'''
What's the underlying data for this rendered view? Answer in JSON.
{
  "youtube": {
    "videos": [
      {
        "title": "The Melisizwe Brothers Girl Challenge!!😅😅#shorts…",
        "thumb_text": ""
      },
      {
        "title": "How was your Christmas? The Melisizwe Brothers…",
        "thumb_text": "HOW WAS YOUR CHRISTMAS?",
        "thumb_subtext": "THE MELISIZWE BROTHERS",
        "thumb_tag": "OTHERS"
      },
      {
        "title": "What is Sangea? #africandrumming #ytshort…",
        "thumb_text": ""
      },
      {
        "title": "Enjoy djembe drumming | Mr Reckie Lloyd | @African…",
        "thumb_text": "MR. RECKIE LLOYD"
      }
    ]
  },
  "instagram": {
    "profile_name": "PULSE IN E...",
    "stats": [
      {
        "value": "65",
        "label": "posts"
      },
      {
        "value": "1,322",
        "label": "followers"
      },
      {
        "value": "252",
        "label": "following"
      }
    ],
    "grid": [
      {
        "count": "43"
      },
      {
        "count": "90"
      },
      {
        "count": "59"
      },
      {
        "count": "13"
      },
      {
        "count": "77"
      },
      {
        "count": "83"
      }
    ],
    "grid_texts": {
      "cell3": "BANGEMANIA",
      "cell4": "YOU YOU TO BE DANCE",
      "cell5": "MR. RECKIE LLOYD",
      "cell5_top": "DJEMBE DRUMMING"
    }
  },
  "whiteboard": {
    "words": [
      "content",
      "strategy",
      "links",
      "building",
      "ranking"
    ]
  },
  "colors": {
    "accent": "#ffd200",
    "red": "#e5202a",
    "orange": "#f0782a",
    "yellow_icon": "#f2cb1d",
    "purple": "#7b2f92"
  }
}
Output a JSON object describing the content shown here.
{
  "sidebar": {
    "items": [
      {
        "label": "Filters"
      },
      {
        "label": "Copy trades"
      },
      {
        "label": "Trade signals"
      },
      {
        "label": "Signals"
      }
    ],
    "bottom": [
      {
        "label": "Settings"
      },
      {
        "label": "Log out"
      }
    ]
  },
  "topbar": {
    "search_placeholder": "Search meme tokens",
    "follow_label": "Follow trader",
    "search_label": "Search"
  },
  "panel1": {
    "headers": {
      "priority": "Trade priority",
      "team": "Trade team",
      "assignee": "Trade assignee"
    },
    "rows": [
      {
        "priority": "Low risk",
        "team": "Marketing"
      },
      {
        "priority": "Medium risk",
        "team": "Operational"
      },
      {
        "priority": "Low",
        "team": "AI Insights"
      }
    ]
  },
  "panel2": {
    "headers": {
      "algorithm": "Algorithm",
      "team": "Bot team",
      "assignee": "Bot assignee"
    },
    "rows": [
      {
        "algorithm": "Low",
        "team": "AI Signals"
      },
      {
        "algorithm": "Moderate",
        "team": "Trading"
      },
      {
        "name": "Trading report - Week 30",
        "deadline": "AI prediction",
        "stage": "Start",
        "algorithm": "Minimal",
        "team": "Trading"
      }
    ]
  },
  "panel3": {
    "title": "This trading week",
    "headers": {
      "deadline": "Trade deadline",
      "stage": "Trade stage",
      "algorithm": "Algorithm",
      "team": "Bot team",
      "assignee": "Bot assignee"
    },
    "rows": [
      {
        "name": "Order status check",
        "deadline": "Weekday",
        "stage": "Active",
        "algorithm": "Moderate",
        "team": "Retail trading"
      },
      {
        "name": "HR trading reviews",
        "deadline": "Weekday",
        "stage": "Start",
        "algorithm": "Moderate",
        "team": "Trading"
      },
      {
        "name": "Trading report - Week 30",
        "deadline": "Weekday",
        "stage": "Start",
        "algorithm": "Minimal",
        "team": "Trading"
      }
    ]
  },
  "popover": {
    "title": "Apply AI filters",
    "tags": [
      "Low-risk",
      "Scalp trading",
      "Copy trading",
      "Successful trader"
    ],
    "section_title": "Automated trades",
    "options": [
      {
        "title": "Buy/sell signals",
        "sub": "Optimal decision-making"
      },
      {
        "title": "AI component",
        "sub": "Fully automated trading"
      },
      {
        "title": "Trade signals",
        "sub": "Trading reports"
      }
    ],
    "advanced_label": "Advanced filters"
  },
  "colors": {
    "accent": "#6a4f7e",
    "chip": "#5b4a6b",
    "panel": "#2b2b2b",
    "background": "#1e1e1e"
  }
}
'''
Find the string "content" in the entries above and return each line that holds it.

■ **Solved exercise**:
      "content",
Output a JSON object describing the content shown here.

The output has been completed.